Stated goal: Rename "divider" to "separator-line" throughout the entries, beginning at the first line and stopping after the line that contains "- crown-icon: [132, 64, 142, 74]". Write out those lines again with everything else left unchanged.

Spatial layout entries
.....

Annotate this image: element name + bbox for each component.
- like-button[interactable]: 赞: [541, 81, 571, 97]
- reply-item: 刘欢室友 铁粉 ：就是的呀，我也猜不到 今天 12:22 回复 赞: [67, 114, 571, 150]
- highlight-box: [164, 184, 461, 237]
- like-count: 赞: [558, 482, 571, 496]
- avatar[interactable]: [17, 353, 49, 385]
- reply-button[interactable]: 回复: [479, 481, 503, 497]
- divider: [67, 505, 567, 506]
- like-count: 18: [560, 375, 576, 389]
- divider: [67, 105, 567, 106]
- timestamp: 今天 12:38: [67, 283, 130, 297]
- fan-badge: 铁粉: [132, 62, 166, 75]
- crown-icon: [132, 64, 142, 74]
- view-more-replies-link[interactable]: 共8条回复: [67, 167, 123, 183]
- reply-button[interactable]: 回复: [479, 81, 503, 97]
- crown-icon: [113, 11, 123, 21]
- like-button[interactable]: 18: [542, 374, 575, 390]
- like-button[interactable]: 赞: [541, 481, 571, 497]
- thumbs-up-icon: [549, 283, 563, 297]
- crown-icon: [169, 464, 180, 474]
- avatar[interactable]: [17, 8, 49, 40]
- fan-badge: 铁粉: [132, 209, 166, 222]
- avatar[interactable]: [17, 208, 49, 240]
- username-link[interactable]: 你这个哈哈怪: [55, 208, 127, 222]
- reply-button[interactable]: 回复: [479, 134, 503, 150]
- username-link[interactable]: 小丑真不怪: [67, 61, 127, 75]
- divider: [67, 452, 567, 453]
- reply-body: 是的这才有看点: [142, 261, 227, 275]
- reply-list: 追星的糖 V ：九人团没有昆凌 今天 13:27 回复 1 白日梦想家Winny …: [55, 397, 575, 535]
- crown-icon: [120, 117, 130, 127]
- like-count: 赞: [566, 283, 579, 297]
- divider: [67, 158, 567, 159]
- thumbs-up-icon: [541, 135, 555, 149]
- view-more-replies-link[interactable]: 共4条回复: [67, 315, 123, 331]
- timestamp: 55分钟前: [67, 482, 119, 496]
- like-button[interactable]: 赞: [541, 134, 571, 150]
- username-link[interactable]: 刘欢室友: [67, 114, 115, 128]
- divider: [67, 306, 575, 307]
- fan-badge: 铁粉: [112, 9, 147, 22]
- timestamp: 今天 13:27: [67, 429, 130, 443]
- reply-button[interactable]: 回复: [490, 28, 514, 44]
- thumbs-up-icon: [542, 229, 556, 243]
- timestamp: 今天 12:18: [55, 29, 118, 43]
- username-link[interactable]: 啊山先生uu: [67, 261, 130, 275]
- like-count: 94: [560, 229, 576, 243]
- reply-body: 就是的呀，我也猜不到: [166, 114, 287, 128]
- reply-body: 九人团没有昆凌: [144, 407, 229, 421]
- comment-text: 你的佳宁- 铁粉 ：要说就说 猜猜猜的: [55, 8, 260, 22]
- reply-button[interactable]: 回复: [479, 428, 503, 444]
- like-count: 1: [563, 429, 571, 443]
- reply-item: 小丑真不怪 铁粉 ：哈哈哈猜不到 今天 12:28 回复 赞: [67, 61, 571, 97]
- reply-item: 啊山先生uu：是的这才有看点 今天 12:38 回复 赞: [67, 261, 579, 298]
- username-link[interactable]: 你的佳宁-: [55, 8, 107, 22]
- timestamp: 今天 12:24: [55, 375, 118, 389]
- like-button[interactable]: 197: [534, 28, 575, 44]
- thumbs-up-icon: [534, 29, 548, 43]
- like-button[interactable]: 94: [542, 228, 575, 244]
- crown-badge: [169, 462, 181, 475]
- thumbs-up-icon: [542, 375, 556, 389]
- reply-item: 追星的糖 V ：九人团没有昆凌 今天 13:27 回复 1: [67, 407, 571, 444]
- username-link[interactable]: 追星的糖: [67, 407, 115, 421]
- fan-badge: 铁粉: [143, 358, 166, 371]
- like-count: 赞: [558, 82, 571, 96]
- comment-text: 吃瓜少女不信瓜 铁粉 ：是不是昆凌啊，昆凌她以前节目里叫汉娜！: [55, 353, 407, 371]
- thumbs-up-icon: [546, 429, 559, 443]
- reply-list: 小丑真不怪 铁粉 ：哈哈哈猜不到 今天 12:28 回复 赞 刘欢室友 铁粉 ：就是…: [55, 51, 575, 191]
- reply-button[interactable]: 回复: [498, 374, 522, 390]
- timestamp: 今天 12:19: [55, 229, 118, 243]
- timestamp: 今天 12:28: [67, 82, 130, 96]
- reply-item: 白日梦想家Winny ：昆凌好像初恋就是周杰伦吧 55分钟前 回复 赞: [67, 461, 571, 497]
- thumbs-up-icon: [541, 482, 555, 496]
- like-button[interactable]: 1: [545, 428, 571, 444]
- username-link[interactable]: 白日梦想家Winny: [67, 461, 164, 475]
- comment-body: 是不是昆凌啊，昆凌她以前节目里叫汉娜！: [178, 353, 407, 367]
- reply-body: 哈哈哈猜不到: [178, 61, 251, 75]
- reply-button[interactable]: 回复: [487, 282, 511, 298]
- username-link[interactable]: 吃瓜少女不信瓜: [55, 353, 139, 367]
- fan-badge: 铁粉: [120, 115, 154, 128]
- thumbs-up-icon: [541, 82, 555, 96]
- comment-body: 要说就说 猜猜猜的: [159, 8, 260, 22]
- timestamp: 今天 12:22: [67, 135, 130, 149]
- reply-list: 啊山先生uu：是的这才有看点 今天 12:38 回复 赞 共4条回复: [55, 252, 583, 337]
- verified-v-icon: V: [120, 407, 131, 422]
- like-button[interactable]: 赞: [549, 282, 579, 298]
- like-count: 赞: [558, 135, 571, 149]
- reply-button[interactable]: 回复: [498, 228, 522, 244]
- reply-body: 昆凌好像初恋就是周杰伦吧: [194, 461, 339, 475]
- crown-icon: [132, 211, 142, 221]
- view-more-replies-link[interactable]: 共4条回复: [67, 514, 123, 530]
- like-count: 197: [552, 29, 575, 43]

.....

Solution to this exercise:
Annotate this image: element name + bbox for each component.
- like-button[interactable]: 赞: [541, 81, 571, 97]
- reply-item: 刘欢室友 铁粉 ：就是的呀，我也猜不到 今天 12:22 回复 赞: [67, 114, 571, 150]
- highlight-box: [164, 184, 461, 237]
- like-count: 赞: [558, 482, 571, 496]
- avatar[interactable]: [17, 353, 49, 385]
- reply-button[interactable]: 回复: [479, 481, 503, 497]
- separator-line: [67, 505, 567, 506]
- like-count: 18: [560, 375, 576, 389]
- separator-line: [67, 105, 567, 106]
- timestamp: 今天 12:38: [67, 283, 130, 297]
- fan-badge: 铁粉: [132, 62, 166, 75]
- crown-icon: [132, 64, 142, 74]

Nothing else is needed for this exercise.